### [The input]
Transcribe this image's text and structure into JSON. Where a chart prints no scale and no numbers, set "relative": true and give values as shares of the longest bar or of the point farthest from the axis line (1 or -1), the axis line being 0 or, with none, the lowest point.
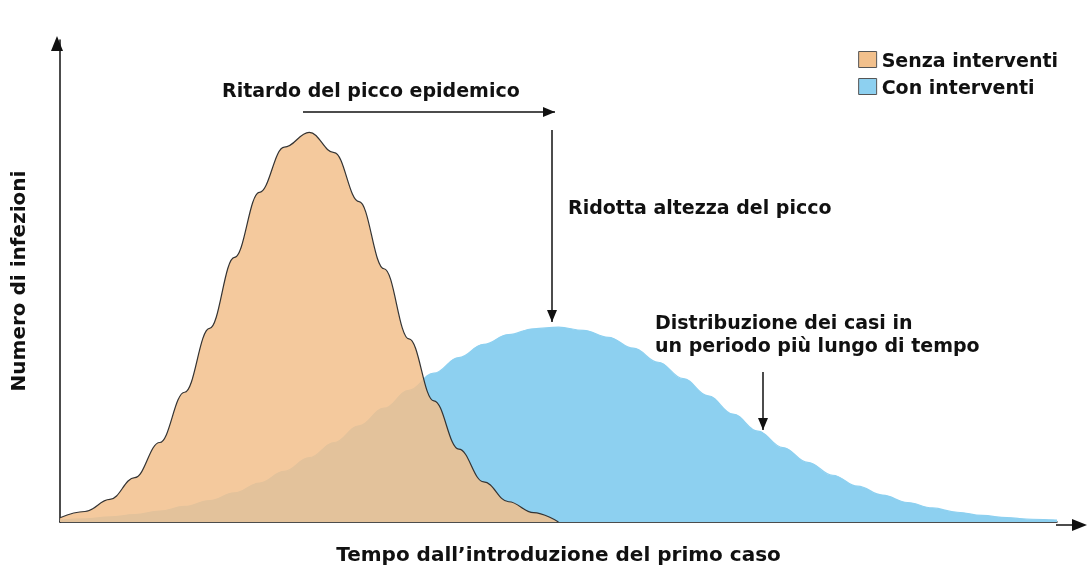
{
  "chart_data": {
    "type": "area",
    "relative": true,
    "xlabel": "Tempo dall’introduzione del primo caso",
    "ylabel": "Numero di infezioni",
    "categories": [
      null,
      null,
      null,
      null,
      null,
      null,
      null,
      null,
      null,
      null,
      null,
      null,
      null,
      null,
      null,
      null,
      null,
      null,
      null,
      null,
      null,
      null,
      null,
      null,
      null,
      null,
      null,
      null,
      null,
      null,
      null,
      null,
      null,
      null,
      null,
      null,
      null,
      null,
      null,
      null,
      null
    ],
    "series": [
      {
        "name": "Senza interventi",
        "color": "#f2c08c",
        "values": [
          0.011,
          0.027,
          0.058,
          0.114,
          0.204,
          0.333,
          0.497,
          0.679,
          0.846,
          0.962,
          1.0,
          0.948,
          0.822,
          0.65,
          0.47,
          0.311,
          0.187,
          0.103,
          0.052,
          0.024,
          0,
          null,
          null,
          null,
          null,
          null,
          null,
          null,
          null,
          null,
          null,
          null,
          null,
          null,
          null,
          null,
          null,
          null,
          null,
          null,
          null
        ]
      },
      {
        "name": "Con interventi",
        "color": "#8dd0f0",
        "values": [
          0.005,
          0.008,
          0.013,
          0.019,
          0.028,
          0.04,
          0.055,
          0.075,
          0.1,
          0.13,
          0.165,
          0.204,
          0.247,
          0.292,
          0.338,
          0.382,
          0.422,
          0.456,
          0.481,
          0.496,
          0.5,
          0.492,
          0.474,
          0.446,
          0.41,
          0.368,
          0.324,
          0.277,
          0.233,
          0.191,
          0.153,
          0.12,
          0.092,
          0.069,
          0.05,
          0.036,
          0.025,
          0.017,
          0.011,
          0.007,
          0.005
        ]
      }
    ],
    "annotations": [
      "Ritardo del picco epidemico",
      "Ridotta altezza del picco",
      "Distribuzione dei casi in\nun periodo più lungo di tempo"
    ],
    "legend": "top right",
    "grid": false,
    "marker": "none"
  }
}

### [Task goal]
Without the pictures, restate each entry exactly.

### [Correct answer]
Transcribe this image's text and structure into JSON. Where a chart prints no scale and no numbers, set "relative": true and give values as shares of the longest bar or of the point farthest from the axis line (1 or -1), the axis line being 0 or, with none, the lowest point.
{
  "chart_data": {
    "type": "area",
    "relative": true,
    "xlabel": "Tempo dall’introduzione del primo caso",
    "ylabel": "Numero di infezioni",
    "categories": [
      null,
      null,
      null,
      null,
      null,
      null,
      null,
      null,
      null,
      null,
      null,
      null,
      null,
      null,
      null,
      null,
      null,
      null,
      null,
      null,
      null,
      null,
      null,
      null,
      null,
      null,
      null,
      null,
      null,
      null,
      null,
      null,
      null,
      null,
      null,
      null,
      null,
      null,
      null,
      null,
      null
    ],
    "series": [
      {
        "name": "Senza interventi",
        "color": "#f2c08c",
        "values": [
          0.011,
          0.027,
          0.058,
          0.114,
          0.204,
          0.333,
          0.497,
          0.679,
          0.846,
          0.962,
          1.0,
          0.948,
          0.822,
          0.65,
          0.47,
          0.311,
          0.187,
          0.103,
          0.052,
          0.024,
          0,
          null,
          null,
          null,
          null,
          null,
          null,
          null,
          null,
          null,
          null,
          null,
          null,
          null,
          null,
          null,
          null,
          null,
          null,
          null,
          null
        ]
      },
      {
        "name": "Con interventi",
        "color": "#8dd0f0",
        "values": [
          0.005,
          0.008,
          0.013,
          0.019,
          0.028,
          0.04,
          0.055,
          0.075,
          0.1,
          0.13,
          0.165,
          0.204,
          0.247,
          0.292,
          0.338,
          0.382,
          0.422,
          0.456,
          0.481,
          0.496,
          0.5,
          0.492,
          0.474,
          0.446,
          0.41,
          0.368,
          0.324,
          0.277,
          0.233,
          0.191,
          0.153,
          0.12,
          0.092,
          0.069,
          0.05,
          0.036,
          0.025,
          0.017,
          0.011,
          0.007,
          0.005
        ]
      }
    ],
    "annotations": [
      "Ritardo del picco epidemico",
      "Ridotta altezza del picco",
      "Distribuzione dei casi in\nun periodo più lungo di tempo"
    ],
    "legend": "top right",
    "grid": false,
    "marker": "none"
  }
}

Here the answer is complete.